Exercise description —
Extract each line of the records below that contains the word "KATALOG".

━━━━━━━━━━━━━━━━━━━━━━━━━━━━━━

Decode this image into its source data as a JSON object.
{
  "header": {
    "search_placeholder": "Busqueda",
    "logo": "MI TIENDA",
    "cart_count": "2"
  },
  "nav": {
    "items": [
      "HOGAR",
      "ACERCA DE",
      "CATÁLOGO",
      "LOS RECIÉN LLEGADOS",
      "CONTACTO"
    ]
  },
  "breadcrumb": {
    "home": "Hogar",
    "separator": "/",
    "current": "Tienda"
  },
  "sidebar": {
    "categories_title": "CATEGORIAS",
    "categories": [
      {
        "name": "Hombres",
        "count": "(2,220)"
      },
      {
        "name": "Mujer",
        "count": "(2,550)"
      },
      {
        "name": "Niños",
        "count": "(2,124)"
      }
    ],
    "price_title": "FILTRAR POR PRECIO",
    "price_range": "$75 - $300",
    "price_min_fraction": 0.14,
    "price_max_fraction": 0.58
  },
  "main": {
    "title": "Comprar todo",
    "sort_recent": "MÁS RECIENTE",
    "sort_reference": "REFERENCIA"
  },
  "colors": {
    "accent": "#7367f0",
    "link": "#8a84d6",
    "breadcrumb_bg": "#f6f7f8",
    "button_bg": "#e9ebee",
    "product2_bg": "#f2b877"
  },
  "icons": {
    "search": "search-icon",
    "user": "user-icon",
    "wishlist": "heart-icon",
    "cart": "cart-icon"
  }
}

━━━━━━━━━━━━━━━━━━━━━━━━━━━━━━

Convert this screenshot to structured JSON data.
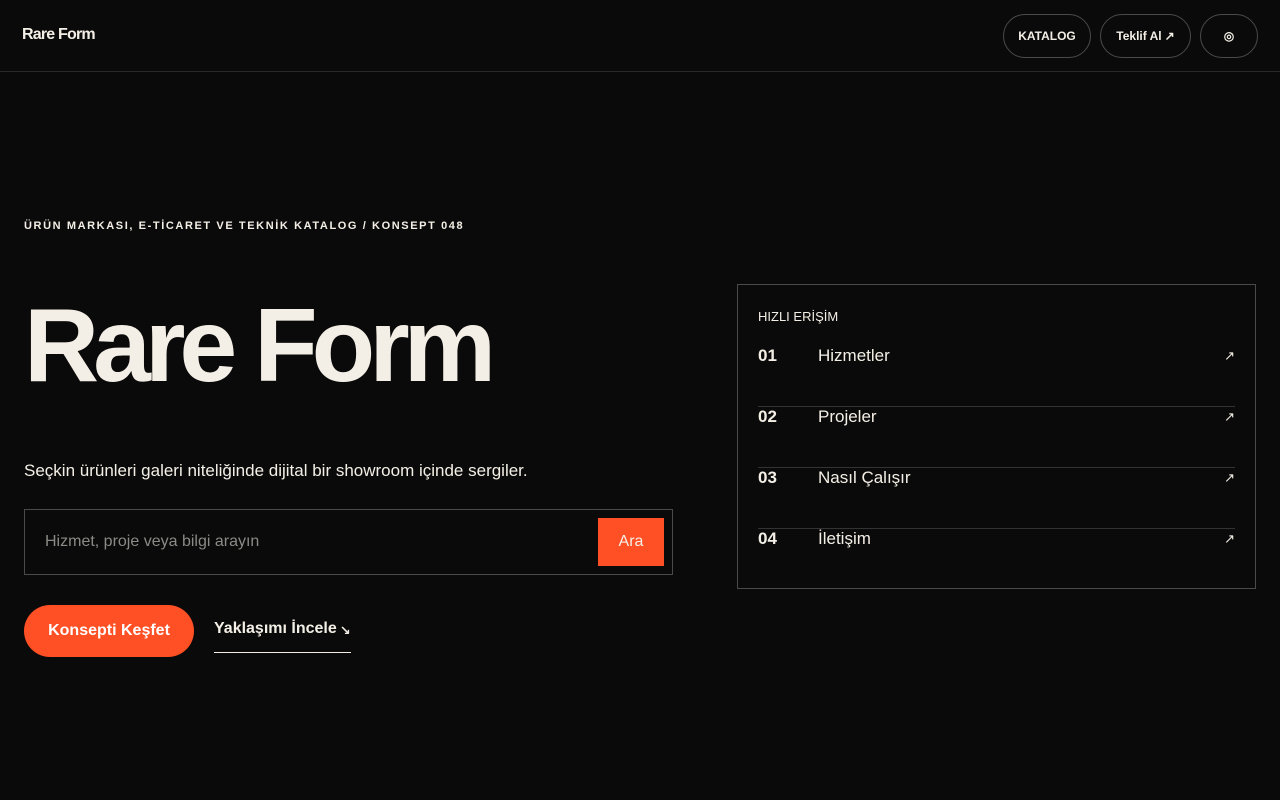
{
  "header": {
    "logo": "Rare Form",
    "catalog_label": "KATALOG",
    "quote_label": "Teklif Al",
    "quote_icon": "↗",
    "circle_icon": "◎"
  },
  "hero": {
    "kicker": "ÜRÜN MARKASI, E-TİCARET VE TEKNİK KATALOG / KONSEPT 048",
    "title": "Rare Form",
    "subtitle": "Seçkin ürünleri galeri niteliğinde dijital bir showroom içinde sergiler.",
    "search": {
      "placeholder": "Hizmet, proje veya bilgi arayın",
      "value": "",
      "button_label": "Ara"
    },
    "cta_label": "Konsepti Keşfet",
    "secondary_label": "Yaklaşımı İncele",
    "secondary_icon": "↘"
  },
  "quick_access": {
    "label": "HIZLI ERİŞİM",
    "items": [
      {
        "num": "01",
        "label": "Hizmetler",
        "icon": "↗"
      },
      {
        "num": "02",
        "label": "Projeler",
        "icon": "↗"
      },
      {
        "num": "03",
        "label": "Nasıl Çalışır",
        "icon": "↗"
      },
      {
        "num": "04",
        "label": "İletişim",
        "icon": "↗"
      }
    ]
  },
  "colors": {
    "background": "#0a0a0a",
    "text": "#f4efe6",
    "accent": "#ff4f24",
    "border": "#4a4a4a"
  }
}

━━━━━━━━━━━━━━━━━━━━━━━━━━━━━━

Expected output —
    "catalog_label": "KATALOG",
    "kicker": "ÜRÜN MARKASI, E-TİCARET VE TEKNİK KATALOG / KONSEPT 048",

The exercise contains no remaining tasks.